### Aim of the task
Quote the whole listing exactly. Leave the pictures out of your copy.

[Collection entries]

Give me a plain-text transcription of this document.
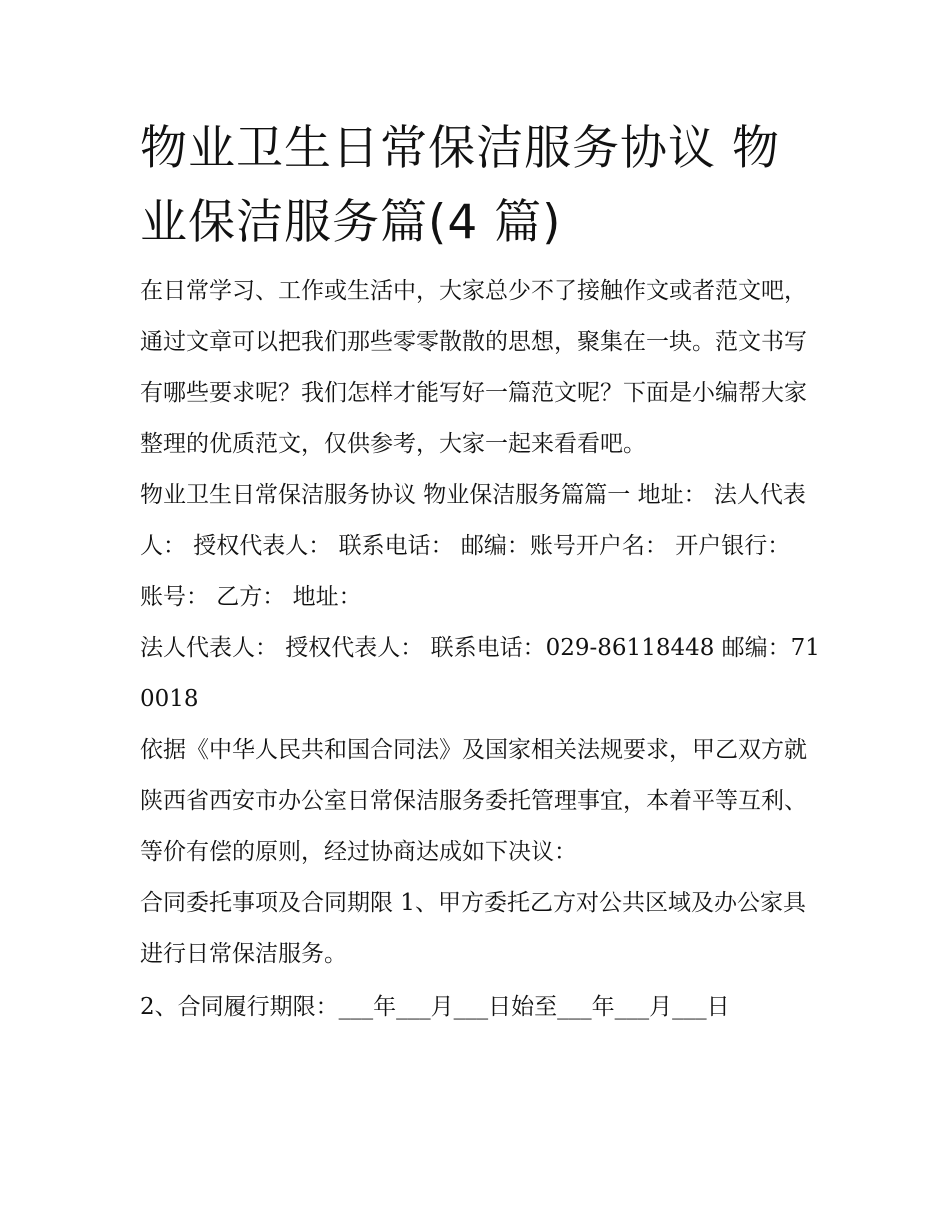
物业卫生日常保洁服务协议 物业保洁服务篇(4 篇)

在日常学习、工作或生活中，大家总少不了接触作文或者范文吧，通过文章可以把我们那些零零散散的思想，聚集在一块。范文书写有哪些要求呢？我们怎样才能写好一篇范文呢？下面是小编帮大家整理的优质范文，仅供参考，大家一起来看看吧。

物业卫生日常保洁服务协议 物业保洁服务篇篇一 地址： 法人代表人： 授权代表人： 联系电话： 邮编：账号开户名： 开户银行： 账号： 乙方： 地址：

法人代表人： 授权代表人： 联系电话：029-86118448 邮编：710018

依据《中华人民共和国合同法》及国家相关法规要求，甲乙双方就陕西省西安市办公室日常保洁服务委托管理事宜，本着平等互利、等价有偿的原则，经过协商达成如下决议：

合同委托事项及合同期限 1、甲方委托乙方对公共区域及办公家具进行日常保洁服务。

2、合同履行期限：___年___月___日始至___年___月___日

### Result of this task
Give me a plain-text transcription of this document.
物业卫生日常保洁服务协议 物业保洁服务篇(4 篇)

在日常学习、工作或生活中，大家总少不了接触作文或者范文吧，通过文章可以把我们那些零零散散的思想，聚集在一块。范文书写有哪些要求呢？我们怎样才能写好一篇范文呢？下面是小编帮大家整理的优质范文，仅供参考，大家一起来看看吧。

物业卫生日常保洁服务协议 物业保洁服务篇篇一 地址： 法人代表人： 授权代表人： 联系电话： 邮编：账号开户名： 开户银行： 账号： 乙方： 地址：

法人代表人： 授权代表人： 联系电话：029-86118448 邮编：710018

依据《中华人民共和国合同法》及国家相关法规要求，甲乙双方就陕西省西安市办公室日常保洁服务委托管理事宜，本着平等互利、等价有偿的原则，经过协商达成如下决议：

合同委托事项及合同期限 1、甲方委托乙方对公共区域及办公家具进行日常保洁服务。

2、合同履行期限：___年___月___日始至___年___月___日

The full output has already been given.